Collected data
_ _ _ _ _ _ _
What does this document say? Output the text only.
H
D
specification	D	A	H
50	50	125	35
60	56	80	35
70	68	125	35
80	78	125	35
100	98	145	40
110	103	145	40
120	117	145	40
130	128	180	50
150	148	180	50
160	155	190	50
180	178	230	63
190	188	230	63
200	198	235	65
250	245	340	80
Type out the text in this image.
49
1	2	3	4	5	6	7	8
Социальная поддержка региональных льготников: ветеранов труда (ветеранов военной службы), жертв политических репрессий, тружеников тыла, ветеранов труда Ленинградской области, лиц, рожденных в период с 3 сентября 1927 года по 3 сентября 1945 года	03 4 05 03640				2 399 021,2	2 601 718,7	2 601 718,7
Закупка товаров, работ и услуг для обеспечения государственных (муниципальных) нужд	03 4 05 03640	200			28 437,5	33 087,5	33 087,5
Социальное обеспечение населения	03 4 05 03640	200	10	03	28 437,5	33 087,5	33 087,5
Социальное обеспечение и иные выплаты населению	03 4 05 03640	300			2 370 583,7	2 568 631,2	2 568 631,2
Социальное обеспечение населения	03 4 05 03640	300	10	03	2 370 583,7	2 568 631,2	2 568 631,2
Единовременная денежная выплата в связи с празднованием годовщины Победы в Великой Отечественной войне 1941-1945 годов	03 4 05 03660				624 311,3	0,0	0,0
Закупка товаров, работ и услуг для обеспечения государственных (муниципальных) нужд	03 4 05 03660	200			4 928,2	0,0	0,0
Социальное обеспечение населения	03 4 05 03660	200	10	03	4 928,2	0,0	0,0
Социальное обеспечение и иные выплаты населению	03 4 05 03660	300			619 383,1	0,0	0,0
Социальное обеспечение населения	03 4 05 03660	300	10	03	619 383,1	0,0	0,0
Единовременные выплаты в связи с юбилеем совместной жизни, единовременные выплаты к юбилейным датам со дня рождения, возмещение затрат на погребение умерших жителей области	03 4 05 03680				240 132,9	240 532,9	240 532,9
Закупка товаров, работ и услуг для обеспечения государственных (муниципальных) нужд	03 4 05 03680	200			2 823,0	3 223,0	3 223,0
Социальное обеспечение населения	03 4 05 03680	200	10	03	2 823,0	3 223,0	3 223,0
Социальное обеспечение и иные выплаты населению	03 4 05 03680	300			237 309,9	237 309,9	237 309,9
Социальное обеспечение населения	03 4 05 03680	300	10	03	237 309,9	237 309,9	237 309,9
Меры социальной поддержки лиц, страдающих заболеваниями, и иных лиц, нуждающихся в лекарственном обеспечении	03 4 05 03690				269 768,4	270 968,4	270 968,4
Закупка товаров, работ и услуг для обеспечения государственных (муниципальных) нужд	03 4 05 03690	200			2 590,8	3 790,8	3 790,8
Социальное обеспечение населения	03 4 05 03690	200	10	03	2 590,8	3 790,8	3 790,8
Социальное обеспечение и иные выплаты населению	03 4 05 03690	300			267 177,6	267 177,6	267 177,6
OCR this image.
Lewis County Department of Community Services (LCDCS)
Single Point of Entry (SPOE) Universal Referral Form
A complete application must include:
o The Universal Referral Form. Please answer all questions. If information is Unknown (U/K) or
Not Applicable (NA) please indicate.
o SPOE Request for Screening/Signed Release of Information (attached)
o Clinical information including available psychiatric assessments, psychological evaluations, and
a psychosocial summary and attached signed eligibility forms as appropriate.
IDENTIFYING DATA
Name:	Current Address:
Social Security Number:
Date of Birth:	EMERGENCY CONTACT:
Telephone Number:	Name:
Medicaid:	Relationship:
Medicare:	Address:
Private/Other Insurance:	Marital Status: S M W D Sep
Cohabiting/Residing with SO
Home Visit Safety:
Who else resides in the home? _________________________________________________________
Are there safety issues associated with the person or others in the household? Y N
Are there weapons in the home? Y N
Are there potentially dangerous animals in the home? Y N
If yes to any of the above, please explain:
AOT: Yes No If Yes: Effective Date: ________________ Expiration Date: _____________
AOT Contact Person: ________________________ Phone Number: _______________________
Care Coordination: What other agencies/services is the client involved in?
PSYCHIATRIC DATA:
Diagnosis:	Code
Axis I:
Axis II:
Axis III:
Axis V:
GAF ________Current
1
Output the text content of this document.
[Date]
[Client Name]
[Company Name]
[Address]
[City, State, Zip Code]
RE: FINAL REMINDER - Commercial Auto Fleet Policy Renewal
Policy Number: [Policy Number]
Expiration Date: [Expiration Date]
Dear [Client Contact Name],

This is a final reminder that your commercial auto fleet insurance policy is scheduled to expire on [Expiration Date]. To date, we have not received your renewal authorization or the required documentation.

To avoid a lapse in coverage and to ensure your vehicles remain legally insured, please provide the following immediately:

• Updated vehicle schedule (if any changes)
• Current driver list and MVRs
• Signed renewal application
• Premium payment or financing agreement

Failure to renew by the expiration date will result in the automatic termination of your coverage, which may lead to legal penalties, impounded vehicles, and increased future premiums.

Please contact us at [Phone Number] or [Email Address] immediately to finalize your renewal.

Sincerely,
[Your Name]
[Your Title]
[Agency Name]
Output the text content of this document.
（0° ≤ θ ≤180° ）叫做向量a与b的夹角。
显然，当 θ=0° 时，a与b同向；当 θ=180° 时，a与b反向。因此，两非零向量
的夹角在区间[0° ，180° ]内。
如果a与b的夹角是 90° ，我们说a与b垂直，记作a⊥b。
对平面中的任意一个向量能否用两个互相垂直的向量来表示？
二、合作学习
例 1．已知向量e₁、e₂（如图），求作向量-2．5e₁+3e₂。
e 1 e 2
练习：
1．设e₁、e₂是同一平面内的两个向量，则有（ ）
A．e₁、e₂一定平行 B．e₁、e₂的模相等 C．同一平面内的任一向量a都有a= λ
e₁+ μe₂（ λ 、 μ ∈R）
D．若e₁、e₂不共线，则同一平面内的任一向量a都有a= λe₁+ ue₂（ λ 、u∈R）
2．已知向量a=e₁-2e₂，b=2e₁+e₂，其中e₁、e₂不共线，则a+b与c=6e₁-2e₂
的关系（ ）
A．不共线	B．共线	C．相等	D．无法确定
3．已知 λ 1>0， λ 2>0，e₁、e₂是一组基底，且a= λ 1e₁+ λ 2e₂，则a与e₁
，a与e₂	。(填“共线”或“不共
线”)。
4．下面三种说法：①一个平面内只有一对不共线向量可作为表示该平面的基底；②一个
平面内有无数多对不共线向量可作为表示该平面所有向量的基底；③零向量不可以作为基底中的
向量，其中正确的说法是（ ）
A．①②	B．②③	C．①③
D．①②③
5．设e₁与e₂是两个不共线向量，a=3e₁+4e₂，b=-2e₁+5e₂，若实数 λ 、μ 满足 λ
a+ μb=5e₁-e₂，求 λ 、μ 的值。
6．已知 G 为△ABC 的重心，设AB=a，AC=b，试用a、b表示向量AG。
_ _ _ _ _ _ _
▸ **TASK TO COMPLETE**: Go through the data and gather every line that holds "Address".

▸ **EXERCISE RESULT**:
Name:	Current Address:
Medicare:	Address:
[Address]
Please contact us at [Phone Number] or [Email Address] immediately to finalize your renewal.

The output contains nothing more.